— Start Exercise material —

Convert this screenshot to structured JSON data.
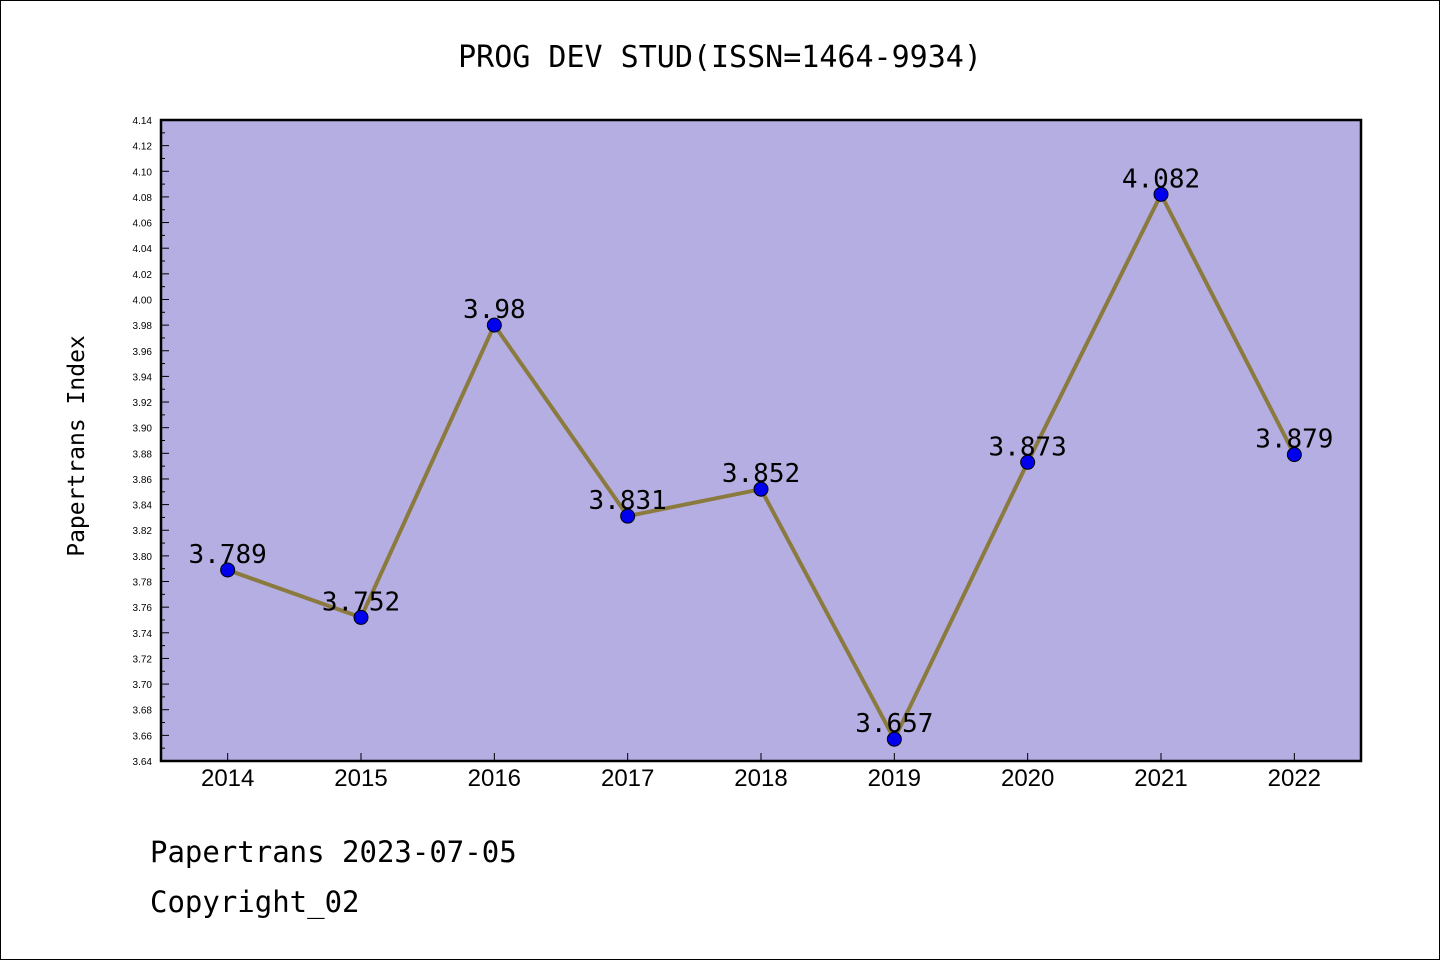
{
  "chart_data": {
    "type": "line",
    "title": "PROG DEV STUD(ISSN=1464-9934)",
    "xlabel": "",
    "ylabel": "Papertrans Index",
    "categories": [
      "2014",
      "2015",
      "2016",
      "2017",
      "2018",
      "2019",
      "2020",
      "2021",
      "2022"
    ],
    "series": [
      {
        "values": [
          3.789,
          3.752,
          3.98,
          3.831,
          3.852,
          3.657,
          3.873,
          4.082,
          3.879
        ],
        "labels": [
          "3.789",
          "3.752",
          "3.98",
          "3.831",
          "3.852",
          "3.657",
          "3.873",
          "4.082",
          "3.879"
        ]
      }
    ],
    "ylim": [
      3.64,
      4.14
    ],
    "yticks": [
      "3.64",
      "3.66",
      "3.68",
      "3.70",
      "3.72",
      "3.74",
      "3.76",
      "3.78",
      "3.80",
      "3.82",
      "3.84",
      "3.86",
      "3.88",
      "3.90",
      "3.92",
      "3.94",
      "3.96",
      "3.98",
      "4.00",
      "4.02",
      "4.04",
      "4.06",
      "4.08",
      "4.10",
      "4.12",
      "4.14"
    ],
    "grid": false,
    "colors": {
      "plot_bg": "#b5aee2",
      "line": "#8b7a3e",
      "marker": "#0000ee"
    }
  },
  "footer": {
    "source": "Papertrans 2023-07-05",
    "copyright": "Copyright_02"
  }
}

— End Exercise material —

Omitting all images, print the listing exactly.

Convert this screenshot to structured JSON data.
{
  "chart_data": {
    "type": "line",
    "title": "PROG DEV STUD(ISSN=1464-9934)",
    "xlabel": "",
    "ylabel": "Papertrans Index",
    "categories": [
      "2014",
      "2015",
      "2016",
      "2017",
      "2018",
      "2019",
      "2020",
      "2021",
      "2022"
    ],
    "series": [
      {
        "values": [
          3.789,
          3.752,
          3.98,
          3.831,
          3.852,
          3.657,
          3.873,
          4.082,
          3.879
        ],
        "labels": [
          "3.789",
          "3.752",
          "3.98",
          "3.831",
          "3.852",
          "3.657",
          "3.873",
          "4.082",
          "3.879"
        ]
      }
    ],
    "ylim": [
      3.64,
      4.14
    ],
    "yticks": [
      "3.64",
      "3.66",
      "3.68",
      "3.70",
      "3.72",
      "3.74",
      "3.76",
      "3.78",
      "3.80",
      "3.82",
      "3.84",
      "3.86",
      "3.88",
      "3.90",
      "3.92",
      "3.94",
      "3.96",
      "3.98",
      "4.00",
      "4.02",
      "4.04",
      "4.06",
      "4.08",
      "4.10",
      "4.12",
      "4.14"
    ],
    "grid": false,
    "colors": {
      "plot_bg": "#b5aee2",
      "line": "#8b7a3e",
      "marker": "#0000ee"
    }
  },
  "footer": {
    "source": "Papertrans 2023-07-05",
    "copyright": "Copyright_02"
  }
}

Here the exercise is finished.